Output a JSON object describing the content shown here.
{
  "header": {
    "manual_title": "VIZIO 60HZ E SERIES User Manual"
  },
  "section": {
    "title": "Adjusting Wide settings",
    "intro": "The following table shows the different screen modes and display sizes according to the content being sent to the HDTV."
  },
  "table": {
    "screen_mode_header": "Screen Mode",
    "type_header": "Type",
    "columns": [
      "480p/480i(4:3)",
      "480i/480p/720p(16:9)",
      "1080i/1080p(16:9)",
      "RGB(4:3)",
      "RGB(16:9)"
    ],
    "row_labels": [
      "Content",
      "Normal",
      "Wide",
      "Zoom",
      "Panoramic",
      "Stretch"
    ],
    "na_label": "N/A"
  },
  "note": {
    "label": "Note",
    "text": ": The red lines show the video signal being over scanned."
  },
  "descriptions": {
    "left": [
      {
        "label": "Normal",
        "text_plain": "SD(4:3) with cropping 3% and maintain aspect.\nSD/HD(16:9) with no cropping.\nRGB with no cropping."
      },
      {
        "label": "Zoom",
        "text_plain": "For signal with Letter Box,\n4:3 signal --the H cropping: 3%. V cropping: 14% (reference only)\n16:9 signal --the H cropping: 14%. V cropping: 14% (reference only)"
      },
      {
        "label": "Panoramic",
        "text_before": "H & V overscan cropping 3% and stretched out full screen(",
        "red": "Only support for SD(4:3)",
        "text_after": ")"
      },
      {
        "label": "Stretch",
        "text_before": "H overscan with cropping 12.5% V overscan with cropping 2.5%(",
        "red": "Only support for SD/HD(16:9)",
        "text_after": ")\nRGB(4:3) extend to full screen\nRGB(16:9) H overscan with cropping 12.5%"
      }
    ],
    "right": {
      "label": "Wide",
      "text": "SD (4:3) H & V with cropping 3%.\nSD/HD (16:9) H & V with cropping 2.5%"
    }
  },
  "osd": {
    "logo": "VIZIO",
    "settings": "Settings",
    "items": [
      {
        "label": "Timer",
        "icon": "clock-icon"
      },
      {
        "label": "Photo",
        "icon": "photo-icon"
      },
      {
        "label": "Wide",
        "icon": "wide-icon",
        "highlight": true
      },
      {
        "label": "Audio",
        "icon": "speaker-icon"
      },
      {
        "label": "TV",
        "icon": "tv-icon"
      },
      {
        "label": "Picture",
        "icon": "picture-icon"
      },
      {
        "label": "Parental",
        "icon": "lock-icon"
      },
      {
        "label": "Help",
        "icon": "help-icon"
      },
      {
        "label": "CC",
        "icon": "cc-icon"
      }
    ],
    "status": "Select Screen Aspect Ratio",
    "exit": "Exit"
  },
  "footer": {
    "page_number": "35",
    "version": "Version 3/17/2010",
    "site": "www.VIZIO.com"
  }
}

= = = = =

Quote the listing in full, please, keeping every line exact.

Output a JSON object describing the content shown here.
{
  "header": {
    "manual_title": "VIZIO 60HZ E SERIES User Manual"
  },
  "section": {
    "title": "Adjusting Wide settings",
    "intro": "The following table shows the different screen modes and display sizes according to the content being sent to the HDTV."
  },
  "table": {
    "screen_mode_header": "Screen Mode",
    "type_header": "Type",
    "columns": [
      "480p/480i(4:3)",
      "480i/480p/720p(16:9)",
      "1080i/1080p(16:9)",
      "RGB(4:3)",
      "RGB(16:9)"
    ],
    "row_labels": [
      "Content",
      "Normal",
      "Wide",
      "Zoom",
      "Panoramic",
      "Stretch"
    ],
    "na_label": "N/A"
  },
  "note": {
    "label": "Note",
    "text": ": The red lines show the video signal being over scanned."
  },
  "descriptions": {
    "left": [
      {
        "label": "Normal",
        "text_plain": "SD(4:3) with cropping 3% and maintain aspect.\nSD/HD(16:9) with no cropping.\nRGB with no cropping."
      },
      {
        "label": "Zoom",
        "text_plain": "For signal with Letter Box,\n4:3 signal --the H cropping: 3%. V cropping: 14% (reference only)\n16:9 signal --the H cropping: 14%. V cropping: 14% (reference only)"
      },
      {
        "label": "Panoramic",
        "text_before": "H & V overscan cropping 3% and stretched out full screen(",
        "red": "Only support for SD(4:3)",
        "text_after": ")"
      },
      {
        "label": "Stretch",
        "text_before": "H overscan with cropping 12.5% V overscan with cropping 2.5%(",
        "red": "Only support for SD/HD(16:9)",
        "text_after": ")\nRGB(4:3) extend to full screen\nRGB(16:9) H overscan with cropping 12.5%"
      }
    ],
    "right": {
      "label": "Wide",
      "text": "SD (4:3) H & V with cropping 3%.\nSD/HD (16:9) H & V with cropping 2.5%"
    }
  },
  "osd": {
    "logo": "VIZIO",
    "settings": "Settings",
    "items": [
      {
        "label": "Timer",
        "icon": "clock-icon"
      },
      {
        "label": "Photo",
        "icon": "photo-icon"
      },
      {
        "label": "Wide",
        "icon": "wide-icon",
        "highlight": true
      },
      {
        "label": "Audio",
        "icon": "speaker-icon"
      },
      {
        "label": "TV",
        "icon": "tv-icon"
      },
      {
        "label": "Picture",
        "icon": "picture-icon"
      },
      {
        "label": "Parental",
        "icon": "lock-icon"
      },
      {
        "label": "Help",
        "icon": "help-icon"
      },
      {
        "label": "CC",
        "icon": "cc-icon"
      }
    ],
    "status": "Select Screen Aspect Ratio",
    "exit": "Exit"
  },
  "footer": {
    "page_number": "35",
    "version": "Version 3/17/2010",
    "site": "www.VIZIO.com"
  }
}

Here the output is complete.